[Dataset rows]
┏━━

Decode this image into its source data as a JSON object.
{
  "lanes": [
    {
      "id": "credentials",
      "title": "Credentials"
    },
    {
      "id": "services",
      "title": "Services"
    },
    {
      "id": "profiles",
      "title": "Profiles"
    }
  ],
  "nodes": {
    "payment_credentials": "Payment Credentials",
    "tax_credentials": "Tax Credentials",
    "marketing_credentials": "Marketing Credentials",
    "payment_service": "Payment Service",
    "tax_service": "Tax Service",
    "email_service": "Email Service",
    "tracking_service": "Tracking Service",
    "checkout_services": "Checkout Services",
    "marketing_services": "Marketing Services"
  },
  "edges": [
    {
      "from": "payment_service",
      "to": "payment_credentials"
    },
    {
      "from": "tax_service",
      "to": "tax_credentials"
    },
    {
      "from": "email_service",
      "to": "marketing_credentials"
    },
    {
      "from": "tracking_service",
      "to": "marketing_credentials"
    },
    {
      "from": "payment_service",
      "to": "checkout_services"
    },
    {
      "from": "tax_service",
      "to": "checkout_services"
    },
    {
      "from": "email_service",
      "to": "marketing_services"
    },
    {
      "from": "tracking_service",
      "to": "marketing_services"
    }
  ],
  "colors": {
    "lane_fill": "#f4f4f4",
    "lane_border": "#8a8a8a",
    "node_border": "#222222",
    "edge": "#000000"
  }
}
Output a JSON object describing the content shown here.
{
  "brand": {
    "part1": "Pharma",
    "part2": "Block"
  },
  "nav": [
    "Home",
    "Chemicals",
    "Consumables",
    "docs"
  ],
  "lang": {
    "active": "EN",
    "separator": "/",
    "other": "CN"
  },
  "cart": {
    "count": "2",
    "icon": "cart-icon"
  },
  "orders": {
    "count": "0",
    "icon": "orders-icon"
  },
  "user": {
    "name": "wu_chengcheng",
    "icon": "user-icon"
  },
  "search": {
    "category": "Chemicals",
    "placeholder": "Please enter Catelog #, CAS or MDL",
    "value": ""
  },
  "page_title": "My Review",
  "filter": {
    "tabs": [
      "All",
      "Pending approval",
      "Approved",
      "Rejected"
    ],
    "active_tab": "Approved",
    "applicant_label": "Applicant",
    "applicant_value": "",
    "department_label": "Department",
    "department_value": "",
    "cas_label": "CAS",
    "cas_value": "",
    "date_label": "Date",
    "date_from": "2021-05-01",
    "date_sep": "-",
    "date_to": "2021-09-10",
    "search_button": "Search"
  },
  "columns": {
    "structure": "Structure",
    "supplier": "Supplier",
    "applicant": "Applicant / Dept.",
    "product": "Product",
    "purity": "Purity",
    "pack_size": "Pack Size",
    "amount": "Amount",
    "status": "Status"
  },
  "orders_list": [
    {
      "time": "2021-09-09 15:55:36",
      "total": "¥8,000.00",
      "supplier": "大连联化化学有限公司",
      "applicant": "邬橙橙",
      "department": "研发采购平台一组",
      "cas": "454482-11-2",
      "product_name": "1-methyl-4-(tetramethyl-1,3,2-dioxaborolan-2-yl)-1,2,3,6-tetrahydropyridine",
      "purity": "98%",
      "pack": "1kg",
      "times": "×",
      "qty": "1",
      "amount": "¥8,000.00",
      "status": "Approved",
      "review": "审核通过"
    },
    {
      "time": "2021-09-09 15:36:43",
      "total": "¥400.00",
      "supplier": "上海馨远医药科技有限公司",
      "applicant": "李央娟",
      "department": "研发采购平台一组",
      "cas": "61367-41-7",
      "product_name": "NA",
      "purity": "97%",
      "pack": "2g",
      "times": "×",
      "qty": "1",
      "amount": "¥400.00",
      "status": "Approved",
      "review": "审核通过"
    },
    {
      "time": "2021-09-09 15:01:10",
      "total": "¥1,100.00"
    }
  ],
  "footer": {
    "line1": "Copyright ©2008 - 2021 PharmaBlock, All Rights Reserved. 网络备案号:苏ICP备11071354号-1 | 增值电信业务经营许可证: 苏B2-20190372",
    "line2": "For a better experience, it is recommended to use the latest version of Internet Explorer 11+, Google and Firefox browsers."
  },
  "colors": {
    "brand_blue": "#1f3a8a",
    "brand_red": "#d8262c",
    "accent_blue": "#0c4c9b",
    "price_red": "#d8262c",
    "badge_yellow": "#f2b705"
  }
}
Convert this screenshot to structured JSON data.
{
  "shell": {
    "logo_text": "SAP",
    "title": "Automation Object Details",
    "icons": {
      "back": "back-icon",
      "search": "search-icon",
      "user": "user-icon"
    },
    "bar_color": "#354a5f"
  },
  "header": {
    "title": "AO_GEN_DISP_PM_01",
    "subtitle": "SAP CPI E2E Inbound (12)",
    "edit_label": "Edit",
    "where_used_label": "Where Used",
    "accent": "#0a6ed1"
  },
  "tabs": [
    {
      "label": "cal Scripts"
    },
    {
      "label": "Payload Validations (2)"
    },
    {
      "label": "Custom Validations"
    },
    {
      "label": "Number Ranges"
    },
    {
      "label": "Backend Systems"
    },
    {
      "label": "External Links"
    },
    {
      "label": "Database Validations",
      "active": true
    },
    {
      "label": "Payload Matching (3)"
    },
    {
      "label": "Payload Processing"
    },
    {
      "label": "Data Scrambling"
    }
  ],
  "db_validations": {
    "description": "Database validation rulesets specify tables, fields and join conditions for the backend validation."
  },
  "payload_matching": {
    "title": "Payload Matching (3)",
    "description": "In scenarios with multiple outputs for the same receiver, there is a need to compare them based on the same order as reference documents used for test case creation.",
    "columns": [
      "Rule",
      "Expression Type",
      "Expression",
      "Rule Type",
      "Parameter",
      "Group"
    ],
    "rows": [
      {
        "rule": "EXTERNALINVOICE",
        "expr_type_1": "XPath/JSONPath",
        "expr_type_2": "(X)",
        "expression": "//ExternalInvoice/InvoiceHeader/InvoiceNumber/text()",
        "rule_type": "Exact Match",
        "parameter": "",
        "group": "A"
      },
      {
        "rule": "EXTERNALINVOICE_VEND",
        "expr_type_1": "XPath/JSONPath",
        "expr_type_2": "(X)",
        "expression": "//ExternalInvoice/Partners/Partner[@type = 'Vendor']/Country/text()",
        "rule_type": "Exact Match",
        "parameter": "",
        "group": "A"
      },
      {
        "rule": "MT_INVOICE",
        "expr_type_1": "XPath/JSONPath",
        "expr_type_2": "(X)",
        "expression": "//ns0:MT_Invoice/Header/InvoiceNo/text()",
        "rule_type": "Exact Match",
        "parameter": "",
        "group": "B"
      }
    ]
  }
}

┗━━

§ Task description: Take every line from the data above that holds "total" and copy it out.

§ Exercise solution:
      "total": "¥8,000.00",
      "total": "¥400.00",
      "total": "¥1,100.00"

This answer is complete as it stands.